▸ WHAT THE TASK REQUIRES:
What follows is a listing; give it again exactly, in its entirety.
-- start MATERIAL SHOWN --
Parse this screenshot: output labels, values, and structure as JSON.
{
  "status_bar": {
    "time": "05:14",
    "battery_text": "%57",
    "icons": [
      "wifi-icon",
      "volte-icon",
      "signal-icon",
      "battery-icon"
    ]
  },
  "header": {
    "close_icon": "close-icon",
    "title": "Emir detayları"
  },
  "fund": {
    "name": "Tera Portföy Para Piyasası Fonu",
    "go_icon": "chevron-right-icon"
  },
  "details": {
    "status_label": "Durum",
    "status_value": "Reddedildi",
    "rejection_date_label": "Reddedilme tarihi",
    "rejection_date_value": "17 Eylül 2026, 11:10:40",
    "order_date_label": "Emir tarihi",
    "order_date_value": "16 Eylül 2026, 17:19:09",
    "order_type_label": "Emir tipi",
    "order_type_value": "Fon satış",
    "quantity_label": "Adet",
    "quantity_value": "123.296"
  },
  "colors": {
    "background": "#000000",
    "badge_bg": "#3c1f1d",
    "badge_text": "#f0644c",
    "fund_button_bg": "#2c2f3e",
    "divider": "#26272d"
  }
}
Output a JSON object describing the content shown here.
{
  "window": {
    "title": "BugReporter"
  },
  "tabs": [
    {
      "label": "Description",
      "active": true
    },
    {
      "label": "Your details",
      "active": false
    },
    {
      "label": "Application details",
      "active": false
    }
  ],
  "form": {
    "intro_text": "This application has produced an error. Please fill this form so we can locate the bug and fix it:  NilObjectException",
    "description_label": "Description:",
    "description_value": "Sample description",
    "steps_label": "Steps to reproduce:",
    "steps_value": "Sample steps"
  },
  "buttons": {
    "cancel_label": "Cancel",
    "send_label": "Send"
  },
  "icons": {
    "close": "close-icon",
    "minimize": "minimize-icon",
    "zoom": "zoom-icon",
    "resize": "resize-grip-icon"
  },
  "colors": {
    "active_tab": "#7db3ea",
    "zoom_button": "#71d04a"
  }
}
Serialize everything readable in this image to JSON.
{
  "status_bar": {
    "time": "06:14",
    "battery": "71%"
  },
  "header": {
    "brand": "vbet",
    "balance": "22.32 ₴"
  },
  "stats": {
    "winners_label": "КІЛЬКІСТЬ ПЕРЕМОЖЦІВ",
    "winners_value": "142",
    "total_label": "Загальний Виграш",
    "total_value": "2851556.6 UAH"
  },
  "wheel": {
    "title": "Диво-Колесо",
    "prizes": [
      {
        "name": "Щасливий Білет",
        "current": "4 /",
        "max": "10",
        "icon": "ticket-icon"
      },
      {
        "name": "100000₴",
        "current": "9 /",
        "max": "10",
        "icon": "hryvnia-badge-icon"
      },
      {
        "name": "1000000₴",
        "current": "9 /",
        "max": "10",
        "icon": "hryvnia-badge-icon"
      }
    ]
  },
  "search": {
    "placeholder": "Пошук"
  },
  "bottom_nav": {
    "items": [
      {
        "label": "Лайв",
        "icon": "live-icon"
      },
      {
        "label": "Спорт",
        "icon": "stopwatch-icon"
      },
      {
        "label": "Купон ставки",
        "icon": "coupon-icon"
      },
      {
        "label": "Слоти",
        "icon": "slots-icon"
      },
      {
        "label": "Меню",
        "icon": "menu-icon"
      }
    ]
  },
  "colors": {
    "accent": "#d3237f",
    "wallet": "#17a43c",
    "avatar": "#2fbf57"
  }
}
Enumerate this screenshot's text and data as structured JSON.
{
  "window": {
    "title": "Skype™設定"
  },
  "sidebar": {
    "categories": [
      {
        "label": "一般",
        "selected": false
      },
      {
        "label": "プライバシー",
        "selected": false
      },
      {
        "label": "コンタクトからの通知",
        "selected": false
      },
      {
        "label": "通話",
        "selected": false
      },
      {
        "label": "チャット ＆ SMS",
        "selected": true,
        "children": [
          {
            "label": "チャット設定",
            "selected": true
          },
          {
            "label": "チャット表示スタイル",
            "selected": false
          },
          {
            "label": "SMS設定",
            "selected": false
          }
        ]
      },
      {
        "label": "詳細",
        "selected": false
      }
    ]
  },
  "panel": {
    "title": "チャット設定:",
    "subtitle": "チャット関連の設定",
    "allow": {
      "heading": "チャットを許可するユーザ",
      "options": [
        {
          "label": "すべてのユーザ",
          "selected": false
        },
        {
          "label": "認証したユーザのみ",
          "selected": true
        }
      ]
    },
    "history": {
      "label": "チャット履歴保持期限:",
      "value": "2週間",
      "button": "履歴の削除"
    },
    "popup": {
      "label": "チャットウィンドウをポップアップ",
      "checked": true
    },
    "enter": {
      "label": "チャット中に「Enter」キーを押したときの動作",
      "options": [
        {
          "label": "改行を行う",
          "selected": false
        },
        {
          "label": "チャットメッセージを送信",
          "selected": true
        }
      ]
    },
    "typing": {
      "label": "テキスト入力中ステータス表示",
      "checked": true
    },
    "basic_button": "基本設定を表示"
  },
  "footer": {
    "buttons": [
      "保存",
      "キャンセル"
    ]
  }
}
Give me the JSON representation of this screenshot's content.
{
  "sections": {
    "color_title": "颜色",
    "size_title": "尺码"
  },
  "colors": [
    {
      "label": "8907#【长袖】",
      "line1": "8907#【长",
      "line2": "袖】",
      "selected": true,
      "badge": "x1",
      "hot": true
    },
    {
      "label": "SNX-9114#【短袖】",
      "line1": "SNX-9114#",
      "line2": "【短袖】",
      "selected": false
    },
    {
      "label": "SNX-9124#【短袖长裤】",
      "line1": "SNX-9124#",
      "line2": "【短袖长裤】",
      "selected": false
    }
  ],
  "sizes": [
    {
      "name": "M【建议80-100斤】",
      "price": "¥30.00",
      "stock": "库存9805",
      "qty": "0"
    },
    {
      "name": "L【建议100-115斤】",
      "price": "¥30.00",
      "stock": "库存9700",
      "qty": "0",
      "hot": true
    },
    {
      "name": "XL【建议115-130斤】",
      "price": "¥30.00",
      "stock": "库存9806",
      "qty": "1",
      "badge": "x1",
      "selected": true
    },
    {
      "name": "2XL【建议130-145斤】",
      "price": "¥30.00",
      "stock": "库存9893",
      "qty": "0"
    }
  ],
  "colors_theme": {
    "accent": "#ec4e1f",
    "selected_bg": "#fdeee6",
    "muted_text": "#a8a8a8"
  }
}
-- end MATERIAL SHOWN --
▸ TASK OUTPUT:
Parse this screenshot: output labels, values, and structure as JSON.
{
  "status_bar": {
    "time": "05:14",
    "battery_text": "%57",
    "icons": [
      "wifi-icon",
      "volte-icon",
      "signal-icon",
      "battery-icon"
    ]
  },
  "header": {
    "close_icon": "close-icon",
    "title": "Emir detayları"
  },
  "fund": {
    "name": "Tera Portföy Para Piyasası Fonu",
    "go_icon": "chevron-right-icon"
  },
  "details": {
    "status_label": "Durum",
    "status_value": "Reddedildi",
    "rejection_date_label": "Reddedilme tarihi",
    "rejection_date_value": "17 Eylül 2026, 11:10:40",
    "order_date_label": "Emir tarihi",
    "order_date_value": "16 Eylül 2026, 17:19:09",
    "order_type_label": "Emir tipi",
    "order_type_value": "Fon satış",
    "quantity_label": "Adet",
    "quantity_value": "123.296"
  },
  "colors": {
    "background": "#000000",
    "badge_bg": "#3c1f1d",
    "badge_text": "#f0644c",
    "fund_button_bg": "#2c2f3e",
    "divider": "#26272d"
  }
}
Output a JSON object describing the content shown here.
{
  "window": {
    "title": "BugReporter"
  },
  "tabs": [
    {
      "label": "Description",
      "active": true
    },
    {
      "label": "Your details",
      "active": false
    },
    {
      "label": "Application details",
      "active": false
    }
  ],
  "form": {
    "intro_text": "This application has produced an error. Please fill this form so we can locate the bug and fix it:  NilObjectException",
    "description_label": "Description:",
    "description_value": "Sample description",
    "steps_label": "Steps to reproduce:",
    "steps_value": "Sample steps"
  },
  "buttons": {
    "cancel_label": "Cancel",
    "send_label": "Send"
  },
  "icons": {
    "close": "close-icon",
    "minimize": "minimize-icon",
    "zoom": "zoom-icon",
    "resize": "resize-grip-icon"
  },
  "colors": {
    "active_tab": "#7db3ea",
    "zoom_button": "#71d04a"
  }
}
Serialize everything readable in this image to JSON.
{
  "status_bar": {
    "time": "06:14",
    "battery": "71%"
  },
  "header": {
    "brand": "vbet",
    "balance": "22.32 ₴"
  },
  "stats": {
    "winners_label": "КІЛЬКІСТЬ ПЕРЕМОЖЦІВ",
    "winners_value": "142",
    "total_label": "Загальний Виграш",
    "total_value": "2851556.6 UAH"
  },
  "wheel": {
    "title": "Диво-Колесо",
    "prizes": [
      {
        "name": "Щасливий Білет",
        "current": "4 /",
        "max": "10",
        "icon": "ticket-icon"
      },
      {
        "name": "100000₴",
        "current": "9 /",
        "max": "10",
        "icon": "hryvnia-badge-icon"
      },
      {
        "name": "1000000₴",
        "current": "9 /",
        "max": "10",
        "icon": "hryvnia-badge-icon"
      }
    ]
  },
  "search": {
    "placeholder": "Пошук"
  },
  "bottom_nav": {
    "items": [
      {
        "label": "Лайв",
        "icon": "live-icon"
      },
      {
        "label": "Спорт",
        "icon": "stopwatch-icon"
      },
      {
        "label": "Купон ставки",
        "icon": "coupon-icon"
      },
      {
        "label": "Слоти",
        "icon": "slots-icon"
      },
      {
        "label": "Меню",
        "icon": "menu-icon"
      }
    ]
  },
  "colors": {
    "accent": "#d3237f",
    "wallet": "#17a43c",
    "avatar": "#2fbf57"
  }
}
Enumerate this screenshot's text and data as structured JSON.
{
  "window": {
    "title": "Skype™設定"
  },
  "sidebar": {
    "categories": [
      {
        "label": "一般",
        "selected": false
      },
      {
        "label": "プライバシー",
        "selected": false
      },
      {
        "label": "コンタクトからの通知",
        "selected": false
      },
      {
        "label": "通話",
        "selected": false
      },
      {
        "label": "チャット ＆ SMS",
        "selected": true,
        "children": [
          {
            "label": "チャット設定",
            "selected": true
          },
          {
            "label": "チャット表示スタイル",
            "selected": false
          },
          {
            "label": "SMS設定",
            "selected": false
          }
        ]
      },
      {
        "label": "詳細",
        "selected": false
      }
    ]
  },
  "panel": {
    "title": "チャット設定:",
    "subtitle": "チャット関連の設定",
    "allow": {
      "heading": "チャットを許可するユーザ",
      "options": [
        {
          "label": "すべてのユーザ",
          "selected": false
        },
        {
          "label": "認証したユーザのみ",
          "selected": true
        }
      ]
    },
    "history": {
      "label": "チャット履歴保持期限:",
      "value": "2週間",
      "button": "履歴の削除"
    },
    "popup": {
      "label": "チャットウィンドウをポップアップ",
      "checked": true
    },
    "enter": {
      "label": "チャット中に「Enter」キーを押したときの動作",
      "options": [
        {
          "label": "改行を行う",
          "selected": false
        },
        {
          "label": "チャットメッセージを送信",
          "selected": true
        }
      ]
    },
    "typing": {
      "label": "テキスト入力中ステータス表示",
      "checked": true
    },
    "basic_button": "基本設定を表示"
  },
  "footer": {
    "buttons": [
      "保存",
      "キャンセル"
    ]
  }
}
Give me the JSON representation of this screenshot's content.
{
  "sections": {
    "color_title": "颜色",
    "size_title": "尺码"
  },
  "colors": [
    {
      "label": "8907#【长袖】",
      "line1": "8907#【长",
      "line2": "袖】",
      "selected": true,
      "badge": "x1",
      "hot": true
    },
    {
      "label": "SNX-9114#【短袖】",
      "line1": "SNX-9114#",
      "line2": "【短袖】",
      "selected": false
    },
    {
      "label": "SNX-9124#【短袖长裤】",
      "line1": "SNX-9124#",
      "line2": "【短袖长裤】",
      "selected": false
    }
  ],
  "sizes": [
    {
      "name": "M【建议80-100斤】",
      "price": "¥30.00",
      "stock": "库存9805",
      "qty": "0"
    },
    {
      "name": "L【建议100-115斤】",
      "price": "¥30.00",
      "stock": "库存9700",
      "qty": "0",
      "hot": true
    },
    {
      "name": "XL【建议115-130斤】",
      "price": "¥30.00",
      "stock": "库存9806",
      "qty": "1",
      "badge": "x1",
      "selected": true
    },
    {
      "name": "2XL【建议130-145斤】",
      "price": "¥30.00",
      "stock": "库存9893",
      "qty": "0"
    }
  ],
  "colors_theme": {
    "accent": "#ec4e1f",
    "selected_bg": "#fdeee6",
    "muted_text": "#a8a8a8"
  }
}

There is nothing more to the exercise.